**** Available records

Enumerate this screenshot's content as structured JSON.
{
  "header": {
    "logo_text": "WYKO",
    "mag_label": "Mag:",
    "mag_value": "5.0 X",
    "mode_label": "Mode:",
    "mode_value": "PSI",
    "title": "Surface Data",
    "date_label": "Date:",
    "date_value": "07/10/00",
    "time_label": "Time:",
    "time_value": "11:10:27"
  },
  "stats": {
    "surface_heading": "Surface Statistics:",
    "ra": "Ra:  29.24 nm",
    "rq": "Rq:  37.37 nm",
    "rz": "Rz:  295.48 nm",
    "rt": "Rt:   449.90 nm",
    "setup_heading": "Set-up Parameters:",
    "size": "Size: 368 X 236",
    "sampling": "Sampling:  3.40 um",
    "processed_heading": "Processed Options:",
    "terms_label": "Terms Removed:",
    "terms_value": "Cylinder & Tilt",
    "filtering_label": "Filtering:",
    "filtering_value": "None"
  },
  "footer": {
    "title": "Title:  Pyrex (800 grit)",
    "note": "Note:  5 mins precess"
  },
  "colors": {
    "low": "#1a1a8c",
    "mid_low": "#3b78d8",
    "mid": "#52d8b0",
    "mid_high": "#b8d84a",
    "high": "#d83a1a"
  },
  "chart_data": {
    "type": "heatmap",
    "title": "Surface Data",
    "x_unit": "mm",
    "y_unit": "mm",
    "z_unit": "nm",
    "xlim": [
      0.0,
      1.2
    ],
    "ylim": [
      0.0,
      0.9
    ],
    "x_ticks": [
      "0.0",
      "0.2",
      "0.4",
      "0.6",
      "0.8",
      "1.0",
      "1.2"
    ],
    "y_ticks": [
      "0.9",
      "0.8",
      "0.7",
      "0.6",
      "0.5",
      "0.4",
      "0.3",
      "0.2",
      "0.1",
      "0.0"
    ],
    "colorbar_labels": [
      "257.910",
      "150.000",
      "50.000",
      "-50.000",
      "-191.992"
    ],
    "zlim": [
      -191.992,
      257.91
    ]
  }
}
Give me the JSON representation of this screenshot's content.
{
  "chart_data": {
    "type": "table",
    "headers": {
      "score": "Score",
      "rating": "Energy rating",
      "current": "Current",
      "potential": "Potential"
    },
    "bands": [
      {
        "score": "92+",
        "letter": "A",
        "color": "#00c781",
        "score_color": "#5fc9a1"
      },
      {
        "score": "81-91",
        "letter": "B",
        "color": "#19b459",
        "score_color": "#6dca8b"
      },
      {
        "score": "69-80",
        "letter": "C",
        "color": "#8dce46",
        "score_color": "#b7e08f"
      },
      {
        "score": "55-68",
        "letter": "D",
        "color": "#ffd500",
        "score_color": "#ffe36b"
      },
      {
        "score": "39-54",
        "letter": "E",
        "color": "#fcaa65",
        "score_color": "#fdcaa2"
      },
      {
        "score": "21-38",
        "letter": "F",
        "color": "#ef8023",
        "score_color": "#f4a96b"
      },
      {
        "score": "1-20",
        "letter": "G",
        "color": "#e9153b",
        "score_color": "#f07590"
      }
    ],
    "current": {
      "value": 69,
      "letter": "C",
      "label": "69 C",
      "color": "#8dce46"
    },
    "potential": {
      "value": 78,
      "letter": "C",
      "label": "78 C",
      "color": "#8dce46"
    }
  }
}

********

## Your objective
Take every line from the data that contains the word "letter".

## Finished task
        "letter": "A",
        "letter": "B",
        "letter": "C",
        "letter": "D",
        "letter": "E",
        "letter": "F",
        "letter": "G",
      "letter": "C",
      "letter": "C",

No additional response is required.